## PROMPT
Reproduce the full listing below unchanged, apart from the pictures.

[Stored data entries]
○ ○ ○

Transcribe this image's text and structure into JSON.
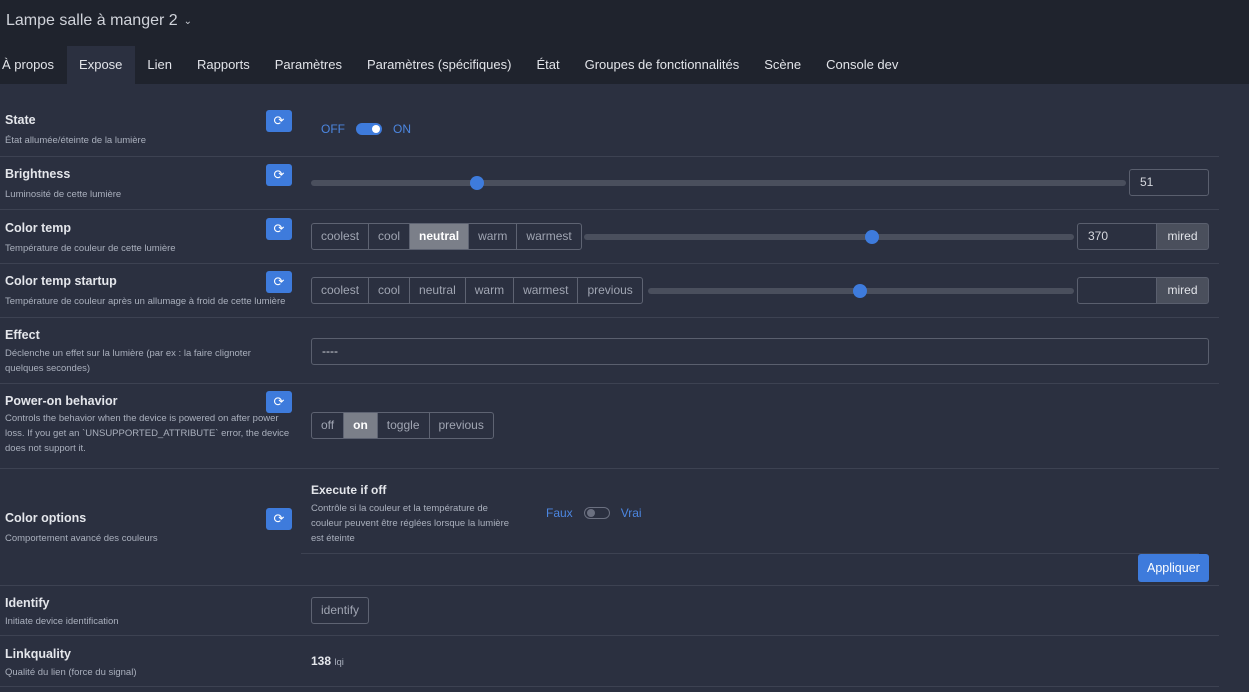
{
  "header": {
    "title": "Lampe salle à manger 2",
    "tabs": [
      "À propos",
      "Expose",
      "Lien",
      "Rapports",
      "Paramètres",
      "Paramètres (spécifiques)",
      "État",
      "Groupes de fonctionnalités",
      "Scène",
      "Console dev"
    ],
    "active_tab": "Expose"
  },
  "state": {
    "name": "State",
    "desc": "État allumée/éteinte de la lumière",
    "off_label": "OFF",
    "on_label": "ON",
    "value": "ON"
  },
  "brightness": {
    "name": "Brightness",
    "desc": "Luminosité de cette lumière",
    "value": "51",
    "min": 0,
    "max": 254
  },
  "color_temp": {
    "name": "Color temp",
    "desc": "Température de couleur de cette lumière",
    "presets": [
      "coolest",
      "cool",
      "neutral",
      "warm",
      "warmest"
    ],
    "selected": "neutral",
    "value": "370",
    "unit": "mired",
    "slider_fraction": 0.59
  },
  "color_temp_startup": {
    "name": "Color temp startup",
    "desc": "Température de couleur après un allumage à froid de cette lumière",
    "presets": [
      "coolest",
      "cool",
      "neutral",
      "warm",
      "warmest",
      "previous"
    ],
    "value": "",
    "unit": "mired",
    "slider_fraction": 0.5
  },
  "effect": {
    "name": "Effect",
    "desc": "Déclenche un effet sur la lumière (par ex : la faire clignoter quelques secondes)",
    "value": "----"
  },
  "power_on": {
    "name": "Power-on behavior",
    "desc": "Controls the behavior when the device is powered on after power loss. If you get an `UNSUPPORTED_ATTRIBUTE` error, the device does not support it.",
    "options": [
      "off",
      "on",
      "toggle",
      "previous"
    ],
    "selected": "on"
  },
  "color_options": {
    "name": "Color options",
    "desc": "Comportement avancé des couleurs",
    "execute_if_off": {
      "name": "Execute if off",
      "desc": "Contrôle si la couleur et la température de couleur peuvent être réglées lorsque la lumière est éteinte",
      "false_label": "Faux",
      "true_label": "Vrai",
      "value": "Faux"
    },
    "apply_label": "Appliquer"
  },
  "identify": {
    "name": "Identify",
    "desc": "Initiate device identification",
    "button_label": "identify"
  },
  "linkquality": {
    "name": "Linkquality",
    "desc": "Qualité du lien (force du signal)",
    "value": "138",
    "unit": "lqi"
  },
  "icons": {
    "refresh": "refresh-icon",
    "chevron": "chevron-down-icon"
  },
  "colors": {
    "accent": "#3e7bdc",
    "background": "#2b3040",
    "header": "#1f232d"
  }
}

○ ○ ○

## RESULT FOR THIS EXERCISE
Transcribe this image's text and structure into JSON.
{
  "header": {
    "title": "Lampe salle à manger 2",
    "tabs": [
      "À propos",
      "Expose",
      "Lien",
      "Rapports",
      "Paramètres",
      "Paramètres (spécifiques)",
      "État",
      "Groupes de fonctionnalités",
      "Scène",
      "Console dev"
    ],
    "active_tab": "Expose"
  },
  "state": {
    "name": "State",
    "desc": "État allumée/éteinte de la lumière",
    "off_label": "OFF",
    "on_label": "ON",
    "value": "ON"
  },
  "brightness": {
    "name": "Brightness",
    "desc": "Luminosité de cette lumière",
    "value": "51",
    "min": 0,
    "max": 254
  },
  "color_temp": {
    "name": "Color temp",
    "desc": "Température de couleur de cette lumière",
    "presets": [
      "coolest",
      "cool",
      "neutral",
      "warm",
      "warmest"
    ],
    "selected": "neutral",
    "value": "370",
    "unit": "mired",
    "slider_fraction": 0.59
  },
  "color_temp_startup": {
    "name": "Color temp startup",
    "desc": "Température de couleur après un allumage à froid de cette lumière",
    "presets": [
      "coolest",
      "cool",
      "neutral",
      "warm",
      "warmest",
      "previous"
    ],
    "value": "",
    "unit": "mired",
    "slider_fraction": 0.5
  },
  "effect": {
    "name": "Effect",
    "desc": "Déclenche un effet sur la lumière (par ex : la faire clignoter quelques secondes)",
    "value": "----"
  },
  "power_on": {
    "name": "Power-on behavior",
    "desc": "Controls the behavior when the device is powered on after power loss. If you get an `UNSUPPORTED_ATTRIBUTE` error, the device does not support it.",
    "options": [
      "off",
      "on",
      "toggle",
      "previous"
    ],
    "selected": "on"
  },
  "color_options": {
    "name": "Color options",
    "desc": "Comportement avancé des couleurs",
    "execute_if_off": {
      "name": "Execute if off",
      "desc": "Contrôle si la couleur et la température de couleur peuvent être réglées lorsque la lumière est éteinte",
      "false_label": "Faux",
      "true_label": "Vrai",
      "value": "Faux"
    },
    "apply_label": "Appliquer"
  },
  "identify": {
    "name": "Identify",
    "desc": "Initiate device identification",
    "button_label": "identify"
  },
  "linkquality": {
    "name": "Linkquality",
    "desc": "Qualité du lien (force du signal)",
    "value": "138",
    "unit": "lqi"
  },
  "icons": {
    "refresh": "refresh-icon",
    "chevron": "chevron-down-icon"
  },
  "colors": {
    "accent": "#3e7bdc",
    "background": "#2b3040",
    "header": "#1f232d"
  }
}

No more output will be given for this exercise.